TEXT BLOCK>

Friday, June 11, 2010

Everybody In The Bathtub!

Nancy and the Kitties are making gin!

A weird thing has happened to me since I moved to the country. OK, a lot of weird things have happened since then, but the one that's applicable here is, to quote Son One in the throes of the Terrible Twos, "I do it MYself!"

Perhaps it's because we are 10 miles from the nearest grocery store, unless you count the convenience store across from the Barber Motorsports complex, where you can buy Red Hots, fried pies, pork rinds and cheap beer at expensive prices. Maybe I've been inspired by my Super-Woman-Farm-Girl friend, Rachel, who grows her own wheat and hollowed out her own mushroom cave. Perhaps it's just because I CAN. Whatever the case, I find myself eschewing "storeboughten" in favor of in-house productions.

A polk plant caused The Great Polk Revolution, and two months of home-grown weed consumption in place of spinach. That led directly to growing vegetables in straw bales, and a devotion to the Dervaes family, and their urban homestead. (Thanks, Valerie!) At that point it was, of course, only a matter of time before I started making gin.

Well, I had all those herbs laying around...

And Megan over at Not Martha posted a link to this story at Gourmet.

The husband drinks gin, I make martinis. I am happiest making martinis when we have that very fancy, very French, very expensive gin in the house. It is made with "19 spices from all over the world". It smells divine, and the bottle is beautiful. Only the price tag is in poor taste.

Imagine my delight! A experiment with homegrown ingredients, and no real fear that I might kill someone (the original Polk Salad Experiment was a bit nerve-wracking until we both woke up the next morning.) I DID have to make a run to Whole Foods, fifteen miles away, for juniper berries - they don't carry them at the convenience store by the racetrack. But they probably have Juniper Berry Chewing Tobacco in a cute pouch. Then I pulled out that bottle of vodka that we keep around just in case someone who drinks vodka decides to stop by unexpectedly. (Since my sister is the only person I know who drinks vodka, and to my knowledge she has never been in the state of Alabama, that bottle has remained intact...for years. I sniffed it, though, and it smelled OK; so I proceeded.)

EXTRACTED DATA>
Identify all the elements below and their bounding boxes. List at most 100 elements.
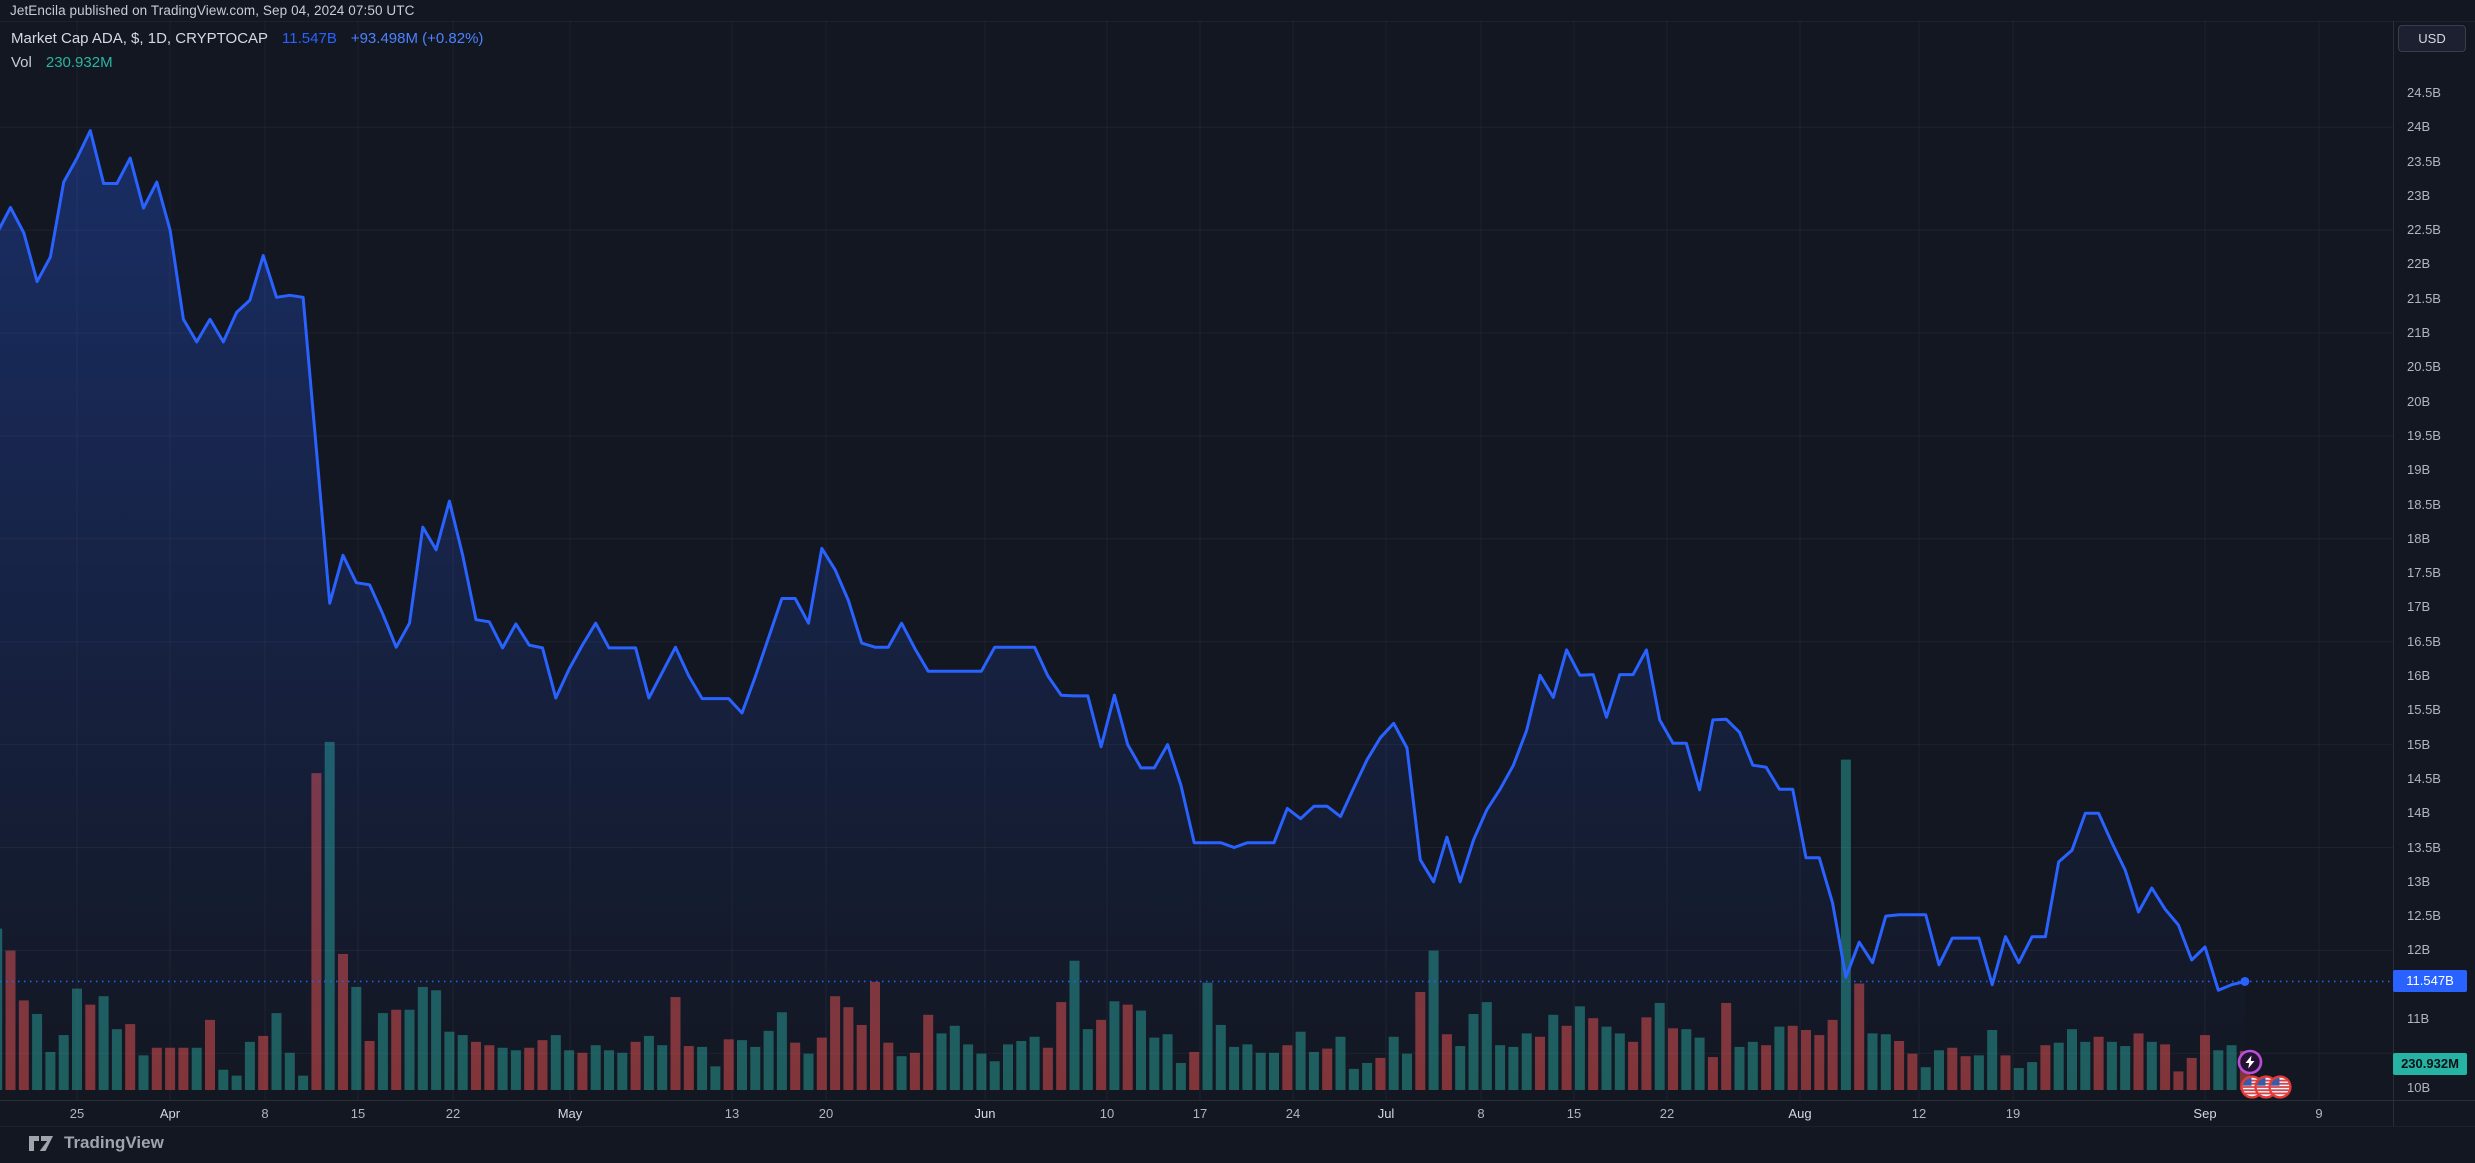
time-axis-day-label: 22 bbox=[1659, 1106, 1675, 1121]
legend-volume-row: Vol 230.932M bbox=[11, 50, 483, 74]
flag-art bbox=[2256, 1077, 2276, 1095]
price-axis-label: 16B bbox=[2407, 668, 2431, 683]
flag-canton bbox=[2256, 1077, 2266, 1086]
price-axis-label: 23B bbox=[2407, 187, 2431, 203]
volume-label: Vol bbox=[11, 53, 32, 71]
price-axis-label: 19.5B bbox=[2407, 427, 2441, 443]
price-axis-label: 19B bbox=[2407, 462, 2431, 478]
time-axis-day-label: 13 bbox=[724, 1106, 740, 1121]
tradingview-logo-icon bbox=[29, 1136, 53, 1151]
price-axis-label: 12.5B bbox=[2407, 908, 2441, 924]
price-axis-label: 15B bbox=[2407, 736, 2431, 752]
time-axis-day-label: 24 bbox=[1285, 1106, 1301, 1121]
price-axis-label: 23.5B bbox=[2407, 153, 2441, 169]
time-axis-day-label: 8 bbox=[1477, 1106, 1485, 1121]
flag-stripe bbox=[2270, 1082, 2290, 1085]
flag-stripe bbox=[2256, 1079, 2276, 1082]
flag-stripe bbox=[2242, 1092, 2262, 1095]
published-caption: JetEncila published on TradingView.com, … bbox=[10, 3, 415, 18]
chart-pane[interactable]: Market Cap ADA, $, 1D, CRYPTOCAP 11.547B… bbox=[0, 21, 2393, 1100]
flag-stripe bbox=[2270, 1086, 2290, 1088]
last-value: 11.547B bbox=[282, 29, 337, 47]
price-axis-label: 14.5B bbox=[2407, 770, 2441, 786]
flag-stripe bbox=[2256, 1092, 2276, 1095]
chart-canvas[interactable] bbox=[0, 21, 2393, 1100]
price-line bbox=[0, 129, 2247, 992]
currency-toggle-button[interactable]: USD bbox=[2398, 25, 2466, 52]
flag-canton bbox=[2270, 1077, 2280, 1086]
price-axis-label: 17B bbox=[2407, 599, 2431, 615]
time-axis-day-label: 17 bbox=[1192, 1106, 1208, 1121]
flag-stripe bbox=[2242, 1082, 2262, 1085]
time-axis-day-label: 8 bbox=[261, 1106, 269, 1121]
time-axis-day-label: 15 bbox=[350, 1106, 366, 1121]
price-axis-label: 21B bbox=[2407, 325, 2431, 340]
time-axis-day-label: 20 bbox=[818, 1106, 834, 1121]
lightning-bolt-glyph bbox=[2245, 1055, 2255, 1069]
time-axis-day-label: 9 bbox=[2315, 1106, 2323, 1121]
flag-stripe bbox=[2256, 1082, 2276, 1085]
time-axis-month-label: Jul bbox=[1377, 1106, 1395, 1121]
price-axis-label: 22B bbox=[2407, 256, 2431, 272]
price-axis-label: 14B bbox=[2407, 805, 2431, 821]
time-axis-day-label: 12 bbox=[1911, 1106, 1927, 1121]
flag-stripe bbox=[2256, 1089, 2276, 1092]
flag-art bbox=[2242, 1077, 2262, 1095]
economic-event-lightning-icon[interactable] bbox=[2237, 1049, 2263, 1075]
time-axis-month-label: Aug bbox=[1788, 1106, 1812, 1121]
price-axis-label: 13.5B bbox=[2407, 839, 2441, 855]
publish-header: JetEncila published on TradingView.com, … bbox=[0, 0, 2475, 22]
flag-stripe bbox=[2242, 1089, 2262, 1092]
price-axis-label: 15.5B bbox=[2407, 702, 2441, 718]
price-area-fill bbox=[0, 130, 2245, 1090]
price-axis-label: 16.5B bbox=[2407, 633, 2441, 649]
last-volume-axis-badge: 230.932M bbox=[2393, 1052, 2467, 1075]
price-axis-label: 21.5B bbox=[2407, 290, 2441, 306]
price-axis-label: 11B bbox=[2407, 1011, 2430, 1026]
legend-symbol-row: Market Cap ADA, $, 1D, CRYPTOCAP 11.547B… bbox=[11, 26, 483, 50]
volume-value: 230.932M bbox=[45, 53, 113, 71]
last-price-dot bbox=[2240, 976, 2250, 986]
flag-stripe bbox=[2270, 1079, 2290, 1082]
legend: Market Cap ADA, $, 1D, CRYPTOCAP 11.547B… bbox=[11, 26, 483, 74]
price-axis-label: 24B bbox=[2407, 119, 2431, 135]
time-axis-day-label: 19 bbox=[2005, 1106, 2021, 1121]
axis-corner bbox=[2393, 1100, 2475, 1127]
time-axis-day-label: 15 bbox=[1566, 1106, 1582, 1121]
price-axis-label: 18.5B bbox=[2407, 496, 2441, 512]
price-axis-label: 20.5B bbox=[2407, 359, 2441, 375]
footer-bar: TradingView bbox=[0, 1126, 2475, 1163]
time-axis-month-label: May bbox=[557, 1106, 583, 1121]
time-axis-day-label: 25 bbox=[69, 1106, 85, 1121]
price-axis-label: 20B bbox=[2407, 393, 2431, 409]
last-price-axis-badge: 11.547B bbox=[2393, 970, 2467, 993]
flag-stripe bbox=[2270, 1092, 2290, 1095]
time-axis-month-label: Sep bbox=[2193, 1106, 2217, 1121]
price-axis[interactable]: USD 24.5B 24B 23.5B 23B 22.5B 22B 21.5B 21B 20.5… bbox=[2393, 21, 2475, 1126]
price-axis-label: 10B bbox=[2407, 1079, 2431, 1095]
price-axis-label: 22.5B bbox=[2407, 222, 2441, 238]
economic-event-us-flag-icon[interactable] bbox=[2268, 1075, 2292, 1099]
time-axis-day-label: 10 bbox=[1099, 1106, 1115, 1121]
flag-stripe bbox=[2256, 1086, 2276, 1088]
price-axis-label: 13B bbox=[2407, 873, 2431, 889]
time-axis-month-label: Jun bbox=[974, 1106, 996, 1121]
flag-stripe bbox=[2270, 1089, 2290, 1092]
price-axis-label: 18B bbox=[2407, 530, 2431, 546]
time-axis-month-label: Apr bbox=[159, 1106, 181, 1121]
symbol-title[interactable]: Market Cap ADA, $, 1D, CRYPTOCAP bbox=[11, 29, 269, 47]
flag-art bbox=[2270, 1077, 2290, 1095]
brand-name: TradingView bbox=[64, 1133, 164, 1152]
time-axis-day-label: 22 bbox=[445, 1106, 461, 1121]
price-axis-label: 24.5B bbox=[2407, 84, 2441, 100]
volume-bar bbox=[1840, 759, 1851, 1090]
time-axis[interactable]: 25 Apr 8 15 22 May 13 20 Jun 10 17 24 Jul 8 15 22 Aug 12 1… bbox=[0, 1100, 2393, 1127]
price-axis-label: 12B bbox=[2407, 942, 2431, 958]
flag-canton bbox=[2242, 1077, 2252, 1086]
flag-stripe bbox=[2242, 1079, 2262, 1082]
flag-stripe bbox=[2242, 1086, 2262, 1088]
change-value: +93.498M (+0.82%) bbox=[350, 29, 484, 47]
tradingview-brand-link[interactable]: TradingView bbox=[28, 1133, 164, 1153]
price-axis-label: 17.5B bbox=[2407, 565, 2441, 581]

EXERCISE>
In the blog post about making gin at home, can you give the part that opens with "A polk plant" and closes with "started making gin." again, swapping "spinach" for "kale"?

FULL SOLUTION>
A polk plant caused The Great Polk Revolution, and two months of home-grown weed consumption in place of kale. That led directly to growing vegetables in straw bales, and a devotion to the Dervaes family, and their urban homestead. (Thanks, Valerie!) At that point it was, of course, only a matter of time before I started making gin.